* _EXERCISE AIM_
Assemble all lines in which the string "после" appears.

Entries taken from a collection:
◇ ◇ ◇ ◇ ◇ ◇ ◇
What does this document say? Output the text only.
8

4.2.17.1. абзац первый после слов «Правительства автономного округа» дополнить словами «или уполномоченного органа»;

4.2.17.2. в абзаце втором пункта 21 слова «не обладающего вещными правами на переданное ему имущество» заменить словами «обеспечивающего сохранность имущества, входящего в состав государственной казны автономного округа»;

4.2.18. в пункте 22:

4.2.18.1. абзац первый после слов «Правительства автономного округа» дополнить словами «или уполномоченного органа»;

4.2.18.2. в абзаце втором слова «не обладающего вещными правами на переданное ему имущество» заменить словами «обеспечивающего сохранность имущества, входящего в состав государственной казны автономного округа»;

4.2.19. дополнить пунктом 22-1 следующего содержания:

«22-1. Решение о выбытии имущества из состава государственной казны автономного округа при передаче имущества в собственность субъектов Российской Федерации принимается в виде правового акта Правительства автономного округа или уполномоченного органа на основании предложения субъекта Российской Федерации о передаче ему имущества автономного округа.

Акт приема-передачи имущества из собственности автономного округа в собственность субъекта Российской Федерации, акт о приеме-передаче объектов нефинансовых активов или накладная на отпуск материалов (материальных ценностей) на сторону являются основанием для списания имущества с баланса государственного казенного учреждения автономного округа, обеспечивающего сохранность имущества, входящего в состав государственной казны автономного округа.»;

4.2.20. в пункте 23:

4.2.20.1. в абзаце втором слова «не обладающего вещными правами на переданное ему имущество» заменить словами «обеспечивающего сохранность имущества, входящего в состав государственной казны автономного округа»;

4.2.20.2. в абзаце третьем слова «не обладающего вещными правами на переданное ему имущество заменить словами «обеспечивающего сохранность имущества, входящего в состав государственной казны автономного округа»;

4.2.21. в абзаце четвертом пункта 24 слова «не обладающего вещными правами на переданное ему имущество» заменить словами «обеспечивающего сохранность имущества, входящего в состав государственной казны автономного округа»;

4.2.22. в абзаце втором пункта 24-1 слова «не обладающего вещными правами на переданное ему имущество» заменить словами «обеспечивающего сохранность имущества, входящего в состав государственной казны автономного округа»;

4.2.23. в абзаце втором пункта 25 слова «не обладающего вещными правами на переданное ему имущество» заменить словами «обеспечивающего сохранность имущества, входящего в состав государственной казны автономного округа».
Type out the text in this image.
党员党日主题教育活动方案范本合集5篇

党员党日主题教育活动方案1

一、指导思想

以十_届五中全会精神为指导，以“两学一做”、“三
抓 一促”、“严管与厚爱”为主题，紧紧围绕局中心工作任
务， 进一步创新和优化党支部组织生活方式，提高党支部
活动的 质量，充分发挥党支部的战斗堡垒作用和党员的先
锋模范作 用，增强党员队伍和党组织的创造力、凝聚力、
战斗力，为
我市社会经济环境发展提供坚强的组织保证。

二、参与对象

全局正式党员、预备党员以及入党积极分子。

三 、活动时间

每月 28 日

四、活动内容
◇ ◇ ◇ ◇ ◇ ◇ ◇
* _SOLUTION TO THE PROBLEM_
4.2.17.1. абзац первый после слов «Правительства автономного округа» дополнить словами «или уполномоченного органа»;
4.2.18.1. абзац первый после слов «Правительства автономного округа» дополнить словами «или уполномоченного органа»;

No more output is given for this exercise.